-- Problem requirements --
Could you please count how many lines in the data below hold the string "JSON"? Reply with only the number.

-- Raw data --
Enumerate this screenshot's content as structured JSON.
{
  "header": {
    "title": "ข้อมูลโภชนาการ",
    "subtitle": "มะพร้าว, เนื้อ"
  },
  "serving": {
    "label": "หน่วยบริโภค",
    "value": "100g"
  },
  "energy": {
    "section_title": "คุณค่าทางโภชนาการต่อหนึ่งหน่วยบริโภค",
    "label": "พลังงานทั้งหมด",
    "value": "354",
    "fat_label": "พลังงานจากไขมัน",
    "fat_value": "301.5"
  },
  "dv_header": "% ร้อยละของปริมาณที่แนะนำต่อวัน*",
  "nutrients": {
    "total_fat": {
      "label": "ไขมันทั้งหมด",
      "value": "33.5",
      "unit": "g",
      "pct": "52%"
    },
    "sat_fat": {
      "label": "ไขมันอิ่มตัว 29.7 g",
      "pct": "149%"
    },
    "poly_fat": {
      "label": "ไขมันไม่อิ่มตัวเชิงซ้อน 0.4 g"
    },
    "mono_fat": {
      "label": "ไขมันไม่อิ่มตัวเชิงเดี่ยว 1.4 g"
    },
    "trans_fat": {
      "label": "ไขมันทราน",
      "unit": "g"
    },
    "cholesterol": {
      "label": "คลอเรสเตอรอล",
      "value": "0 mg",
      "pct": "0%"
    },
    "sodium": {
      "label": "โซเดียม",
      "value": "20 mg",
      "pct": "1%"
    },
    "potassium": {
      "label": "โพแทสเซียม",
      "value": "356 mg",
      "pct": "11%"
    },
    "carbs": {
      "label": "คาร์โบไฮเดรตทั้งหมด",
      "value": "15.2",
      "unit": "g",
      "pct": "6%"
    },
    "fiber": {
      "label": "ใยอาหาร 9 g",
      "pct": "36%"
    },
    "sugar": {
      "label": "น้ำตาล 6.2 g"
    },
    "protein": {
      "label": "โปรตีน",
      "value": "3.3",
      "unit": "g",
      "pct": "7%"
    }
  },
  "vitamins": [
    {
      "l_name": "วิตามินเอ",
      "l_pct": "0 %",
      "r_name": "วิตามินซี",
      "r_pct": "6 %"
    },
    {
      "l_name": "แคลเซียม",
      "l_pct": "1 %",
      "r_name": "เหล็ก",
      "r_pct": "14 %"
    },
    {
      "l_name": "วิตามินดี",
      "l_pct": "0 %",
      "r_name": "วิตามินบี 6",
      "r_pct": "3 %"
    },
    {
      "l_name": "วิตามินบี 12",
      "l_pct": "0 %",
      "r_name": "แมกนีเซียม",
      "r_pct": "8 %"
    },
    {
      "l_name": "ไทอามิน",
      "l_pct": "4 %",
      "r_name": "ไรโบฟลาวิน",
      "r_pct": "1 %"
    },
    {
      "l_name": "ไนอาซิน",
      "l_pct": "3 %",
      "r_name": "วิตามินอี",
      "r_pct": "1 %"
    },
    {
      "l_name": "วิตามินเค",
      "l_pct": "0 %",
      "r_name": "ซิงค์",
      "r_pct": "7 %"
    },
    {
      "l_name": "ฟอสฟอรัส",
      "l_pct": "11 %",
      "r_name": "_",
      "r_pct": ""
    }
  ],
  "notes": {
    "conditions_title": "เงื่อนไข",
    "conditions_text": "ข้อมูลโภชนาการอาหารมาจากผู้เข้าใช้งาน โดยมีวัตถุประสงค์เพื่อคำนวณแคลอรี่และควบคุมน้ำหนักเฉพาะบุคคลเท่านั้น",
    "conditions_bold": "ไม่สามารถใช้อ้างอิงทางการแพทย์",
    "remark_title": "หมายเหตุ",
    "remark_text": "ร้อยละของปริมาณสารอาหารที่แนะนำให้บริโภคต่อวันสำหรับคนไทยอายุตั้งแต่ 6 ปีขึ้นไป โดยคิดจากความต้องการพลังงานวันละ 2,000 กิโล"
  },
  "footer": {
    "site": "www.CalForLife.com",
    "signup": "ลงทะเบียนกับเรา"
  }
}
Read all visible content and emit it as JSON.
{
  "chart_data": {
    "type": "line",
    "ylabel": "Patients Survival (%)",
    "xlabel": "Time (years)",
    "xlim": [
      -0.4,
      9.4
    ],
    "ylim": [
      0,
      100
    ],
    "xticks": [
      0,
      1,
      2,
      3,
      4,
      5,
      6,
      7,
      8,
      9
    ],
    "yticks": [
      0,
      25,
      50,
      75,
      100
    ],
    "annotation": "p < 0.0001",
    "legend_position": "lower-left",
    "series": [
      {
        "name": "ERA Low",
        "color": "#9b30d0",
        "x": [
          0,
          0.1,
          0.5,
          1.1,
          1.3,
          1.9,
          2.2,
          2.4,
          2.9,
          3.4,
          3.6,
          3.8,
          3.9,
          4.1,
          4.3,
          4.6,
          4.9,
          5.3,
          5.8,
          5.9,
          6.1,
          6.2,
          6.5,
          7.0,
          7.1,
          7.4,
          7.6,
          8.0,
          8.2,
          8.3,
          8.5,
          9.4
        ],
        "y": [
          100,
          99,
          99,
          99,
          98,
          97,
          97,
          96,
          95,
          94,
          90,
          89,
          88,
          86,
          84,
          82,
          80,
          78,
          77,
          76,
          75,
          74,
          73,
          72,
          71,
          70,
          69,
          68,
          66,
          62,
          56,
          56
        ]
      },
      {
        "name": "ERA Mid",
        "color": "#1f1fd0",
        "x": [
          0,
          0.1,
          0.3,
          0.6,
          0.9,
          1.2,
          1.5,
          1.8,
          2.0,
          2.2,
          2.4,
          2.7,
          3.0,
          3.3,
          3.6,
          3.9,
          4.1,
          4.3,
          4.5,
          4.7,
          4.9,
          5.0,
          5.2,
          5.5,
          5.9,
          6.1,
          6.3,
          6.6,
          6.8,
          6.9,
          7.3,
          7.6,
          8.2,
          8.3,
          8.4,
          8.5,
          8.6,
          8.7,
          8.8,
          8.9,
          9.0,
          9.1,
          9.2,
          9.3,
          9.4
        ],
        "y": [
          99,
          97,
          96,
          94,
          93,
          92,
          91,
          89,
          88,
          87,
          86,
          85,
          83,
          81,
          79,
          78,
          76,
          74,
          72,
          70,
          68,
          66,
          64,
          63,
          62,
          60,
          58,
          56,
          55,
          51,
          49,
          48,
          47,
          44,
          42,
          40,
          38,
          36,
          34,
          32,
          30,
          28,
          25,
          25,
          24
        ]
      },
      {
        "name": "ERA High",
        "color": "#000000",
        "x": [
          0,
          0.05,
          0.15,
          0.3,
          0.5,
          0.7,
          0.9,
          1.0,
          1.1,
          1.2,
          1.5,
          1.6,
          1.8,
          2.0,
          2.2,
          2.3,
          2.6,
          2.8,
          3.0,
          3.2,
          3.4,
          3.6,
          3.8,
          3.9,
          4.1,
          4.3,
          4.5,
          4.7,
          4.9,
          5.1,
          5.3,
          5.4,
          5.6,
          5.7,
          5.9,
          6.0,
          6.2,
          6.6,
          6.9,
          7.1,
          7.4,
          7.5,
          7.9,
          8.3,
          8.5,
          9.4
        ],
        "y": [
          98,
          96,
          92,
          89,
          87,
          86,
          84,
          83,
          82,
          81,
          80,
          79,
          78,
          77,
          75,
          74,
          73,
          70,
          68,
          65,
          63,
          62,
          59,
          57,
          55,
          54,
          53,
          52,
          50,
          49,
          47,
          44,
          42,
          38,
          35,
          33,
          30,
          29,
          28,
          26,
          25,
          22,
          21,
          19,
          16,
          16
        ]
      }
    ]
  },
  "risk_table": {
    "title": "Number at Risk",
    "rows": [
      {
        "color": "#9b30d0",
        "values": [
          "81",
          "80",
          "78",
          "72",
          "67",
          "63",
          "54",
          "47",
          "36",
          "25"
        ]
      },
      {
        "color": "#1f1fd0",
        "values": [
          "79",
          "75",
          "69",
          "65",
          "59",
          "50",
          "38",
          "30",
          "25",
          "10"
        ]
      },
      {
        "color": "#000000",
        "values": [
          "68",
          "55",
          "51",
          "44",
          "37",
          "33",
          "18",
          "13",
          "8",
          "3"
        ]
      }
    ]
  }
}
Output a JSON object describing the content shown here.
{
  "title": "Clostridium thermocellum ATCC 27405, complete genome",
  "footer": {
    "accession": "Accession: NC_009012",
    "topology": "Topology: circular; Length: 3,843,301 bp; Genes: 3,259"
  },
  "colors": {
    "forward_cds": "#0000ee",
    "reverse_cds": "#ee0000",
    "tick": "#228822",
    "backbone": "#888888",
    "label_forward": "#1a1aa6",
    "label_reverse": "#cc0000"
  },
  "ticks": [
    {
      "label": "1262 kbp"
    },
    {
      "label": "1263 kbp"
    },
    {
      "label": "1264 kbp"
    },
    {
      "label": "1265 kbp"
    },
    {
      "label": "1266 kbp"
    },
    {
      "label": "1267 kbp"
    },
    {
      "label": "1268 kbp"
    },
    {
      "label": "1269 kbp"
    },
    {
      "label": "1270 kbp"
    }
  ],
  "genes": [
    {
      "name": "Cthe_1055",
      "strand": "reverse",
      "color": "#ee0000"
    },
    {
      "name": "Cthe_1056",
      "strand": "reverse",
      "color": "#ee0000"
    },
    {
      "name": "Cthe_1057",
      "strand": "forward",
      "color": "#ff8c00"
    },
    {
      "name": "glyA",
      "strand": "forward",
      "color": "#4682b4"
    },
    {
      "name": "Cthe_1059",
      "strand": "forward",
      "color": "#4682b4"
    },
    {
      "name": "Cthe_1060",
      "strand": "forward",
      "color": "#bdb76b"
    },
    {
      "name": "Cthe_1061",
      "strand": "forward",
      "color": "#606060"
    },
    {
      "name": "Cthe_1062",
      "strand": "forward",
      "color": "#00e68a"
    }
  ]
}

-- Task result --
3